**ИСТОЧНИК**:
/---

"ЗАВТРА". В свое время философ и богослов С.Н.Булгаков назвал Фёдорова пророком, который опередил свое время. Одна из ваших книг о Фёдорове называется "Философ будущего века". В чем видите вы актуальность его идей для мира, вступившего в III-е тысячелетие по Рождеству Христову?
Светлана СЕМЁНОВА. Прежде всего это радикальная смена взгляда на причины зла в мире и человеке и на пути преодоления этого зла. Федоров убежден, что именно смертность (эта роковая печать нашего первородного греховного недостоинства), все те грубые и тонкие яды взаимного вытеснения, борьбы, соперничества, отчаяния, цинизма, нигилистического вызова, которые она выделяет, является глубиннейшей причиной кризиса человека и созданной им цивилизации.
Вот уже несколько столетий, с Нового времени, история зациклена на вопросе о богатстве и бедности. Этот вопрос может принимать разную форму, то религиозно-должную, то утопически-социалистическую, то "научно"-коммунистическую, то "цивилизованно"-западную с опорой на средний класс. И в современном конфликте цивилизаций присутствует этот компонент, связанный с экспансией западного мира и его ценностей, с теорией золотого миллиарда, готового скрыто и открыто подпитываться донорскими ресурсами — сырьем, рабочей силой бедного мира. Федоров же предлагает другую оптику. В основу нового ценностного выбора он ставит не вопрос о бедности и богатстве, а вопрос о смерти и жизни. Все человеки уравнены смертью. Смертен и Ротшильд, и последний бедняк, и коммунист, и демократ, и националист, и космополит. Потому и преодоление смерти может, по мысли Федорова, стать общим делом землян, поголовно смертных.
Федоров вносит онтологическую составляющую в общественные проекты. Социальное действие и преобразование до сих пор не принимало и не принимает в расчет вопрос о природе смертного человека, о ее коренных дисгармониях, обрекая тем самым на провал многие цивилизационные задачи и планы. "Смертного сделать счастливым" — цель по самой своей сути неразрешимая. Почти всё созданное человеком, подточенным вирусом смертной тоски, является амбивалентным, как и он сам, может служить и благу, и злу. И переламывать этот сомнительный баланс в сторону радикального добра можно, только потесняя права смерти в самом человеке, работая над его омолаживанием, удлиняя видовой срок его жизни, вплоть до достижения бессмертия и постепенного восстановления ушедших.

\---

**ЗАДАНИЕ**:
Проверьте, соответствуют ли интервью о Фёдорове утверждения (a), (b) и (c). К каждому ответу «да» или «нет» приведите дословную цитату из интервью, на которой он основан.
(a) В основу нового ценностного выбора Федоров ставит вопрос о бедности и богатстве.
(b) С.Н. Булгаков назвал Фёдорова пророком.
(c) Цель сделать смертного счастливым названа в интервью неразрешимой.

**ПРИВЕДЁННЫЕ ДАННЫЕ**:
/---

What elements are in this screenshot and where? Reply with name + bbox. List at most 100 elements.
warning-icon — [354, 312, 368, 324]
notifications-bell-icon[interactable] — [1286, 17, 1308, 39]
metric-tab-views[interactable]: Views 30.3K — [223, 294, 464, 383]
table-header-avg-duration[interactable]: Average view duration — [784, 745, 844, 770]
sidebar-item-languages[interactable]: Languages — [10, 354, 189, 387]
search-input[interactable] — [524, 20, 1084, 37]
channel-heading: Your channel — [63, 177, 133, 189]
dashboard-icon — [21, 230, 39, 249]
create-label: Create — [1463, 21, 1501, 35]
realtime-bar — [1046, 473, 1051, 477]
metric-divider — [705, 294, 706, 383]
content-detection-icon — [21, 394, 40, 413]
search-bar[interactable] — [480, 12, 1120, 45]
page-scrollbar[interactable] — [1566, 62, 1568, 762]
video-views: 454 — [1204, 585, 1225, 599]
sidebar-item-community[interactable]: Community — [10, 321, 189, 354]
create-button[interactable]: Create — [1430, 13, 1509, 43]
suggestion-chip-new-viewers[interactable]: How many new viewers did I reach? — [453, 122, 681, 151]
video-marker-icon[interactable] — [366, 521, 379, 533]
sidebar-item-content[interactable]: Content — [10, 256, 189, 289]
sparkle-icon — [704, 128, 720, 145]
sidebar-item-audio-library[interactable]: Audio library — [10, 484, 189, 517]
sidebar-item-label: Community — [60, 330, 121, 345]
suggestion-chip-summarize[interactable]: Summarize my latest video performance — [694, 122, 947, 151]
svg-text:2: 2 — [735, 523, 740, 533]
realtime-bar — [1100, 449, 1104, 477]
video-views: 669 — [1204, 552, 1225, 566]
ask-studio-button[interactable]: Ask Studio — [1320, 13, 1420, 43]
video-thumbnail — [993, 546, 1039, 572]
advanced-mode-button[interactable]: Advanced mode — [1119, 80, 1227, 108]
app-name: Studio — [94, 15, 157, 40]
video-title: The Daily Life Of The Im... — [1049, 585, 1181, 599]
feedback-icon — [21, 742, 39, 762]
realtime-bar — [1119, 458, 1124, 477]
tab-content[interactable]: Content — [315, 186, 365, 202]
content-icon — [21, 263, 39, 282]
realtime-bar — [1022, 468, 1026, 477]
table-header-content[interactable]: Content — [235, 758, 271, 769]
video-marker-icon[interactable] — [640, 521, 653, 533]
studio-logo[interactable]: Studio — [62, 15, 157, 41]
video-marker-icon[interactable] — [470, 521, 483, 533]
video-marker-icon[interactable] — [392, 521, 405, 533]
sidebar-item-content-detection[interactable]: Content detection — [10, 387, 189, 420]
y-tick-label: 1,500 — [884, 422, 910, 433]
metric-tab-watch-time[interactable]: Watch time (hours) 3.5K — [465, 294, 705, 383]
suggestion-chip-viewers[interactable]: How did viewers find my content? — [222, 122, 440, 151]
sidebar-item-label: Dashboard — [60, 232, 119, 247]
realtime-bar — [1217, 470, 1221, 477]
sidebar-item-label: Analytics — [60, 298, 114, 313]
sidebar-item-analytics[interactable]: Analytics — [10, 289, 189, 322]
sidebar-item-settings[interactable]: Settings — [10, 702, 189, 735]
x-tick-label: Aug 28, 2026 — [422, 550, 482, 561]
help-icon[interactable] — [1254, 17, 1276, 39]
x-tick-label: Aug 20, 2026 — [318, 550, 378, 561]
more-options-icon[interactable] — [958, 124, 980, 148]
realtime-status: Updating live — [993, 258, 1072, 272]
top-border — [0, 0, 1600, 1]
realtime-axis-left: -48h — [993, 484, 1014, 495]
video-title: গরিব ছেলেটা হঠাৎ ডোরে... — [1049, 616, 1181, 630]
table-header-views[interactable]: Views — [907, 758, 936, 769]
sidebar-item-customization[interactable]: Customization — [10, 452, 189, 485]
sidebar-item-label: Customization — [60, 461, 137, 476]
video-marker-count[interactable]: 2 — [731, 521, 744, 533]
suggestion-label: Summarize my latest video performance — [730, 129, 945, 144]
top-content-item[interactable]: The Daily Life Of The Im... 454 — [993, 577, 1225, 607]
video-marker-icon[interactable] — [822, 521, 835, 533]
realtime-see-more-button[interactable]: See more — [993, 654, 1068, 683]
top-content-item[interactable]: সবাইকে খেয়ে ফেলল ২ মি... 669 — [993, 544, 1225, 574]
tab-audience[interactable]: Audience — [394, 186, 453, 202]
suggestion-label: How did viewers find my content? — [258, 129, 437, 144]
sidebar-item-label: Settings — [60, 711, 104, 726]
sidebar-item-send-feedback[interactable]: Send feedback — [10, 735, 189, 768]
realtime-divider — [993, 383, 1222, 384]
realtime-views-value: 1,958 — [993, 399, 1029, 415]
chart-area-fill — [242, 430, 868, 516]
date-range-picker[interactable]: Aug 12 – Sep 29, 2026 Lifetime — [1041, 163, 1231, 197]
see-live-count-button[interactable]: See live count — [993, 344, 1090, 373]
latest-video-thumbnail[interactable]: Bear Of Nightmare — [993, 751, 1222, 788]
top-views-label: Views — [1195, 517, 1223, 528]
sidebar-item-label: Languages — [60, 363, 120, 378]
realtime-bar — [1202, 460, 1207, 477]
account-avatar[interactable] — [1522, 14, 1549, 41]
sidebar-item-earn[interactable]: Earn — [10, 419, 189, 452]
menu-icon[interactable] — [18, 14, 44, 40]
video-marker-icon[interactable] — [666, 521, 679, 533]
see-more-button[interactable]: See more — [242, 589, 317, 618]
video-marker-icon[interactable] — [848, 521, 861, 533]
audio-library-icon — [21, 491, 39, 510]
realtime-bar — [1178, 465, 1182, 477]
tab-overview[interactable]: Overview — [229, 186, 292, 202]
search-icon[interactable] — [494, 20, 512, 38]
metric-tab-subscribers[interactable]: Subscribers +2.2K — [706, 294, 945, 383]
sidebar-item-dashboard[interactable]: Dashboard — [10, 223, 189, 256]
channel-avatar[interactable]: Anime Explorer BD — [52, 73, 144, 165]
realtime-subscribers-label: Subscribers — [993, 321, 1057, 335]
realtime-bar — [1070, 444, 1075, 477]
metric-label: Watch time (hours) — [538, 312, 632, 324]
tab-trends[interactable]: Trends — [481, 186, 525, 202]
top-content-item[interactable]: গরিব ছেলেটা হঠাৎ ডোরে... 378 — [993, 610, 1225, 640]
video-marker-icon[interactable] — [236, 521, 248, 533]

\---

**РЕШЕНИЕ**:
(a) Нет: «В основу нового ценностного выбора он ставит не вопрос о бедности и богатстве, а вопрос о смерти и жизни».
(b) Да: «С.Н.Булгаков назвал Фёдорова пророком, который опередил свое время».
(c) Да: «"Смертного сделать счастливым" — цель по самой своей сути неразрешимая».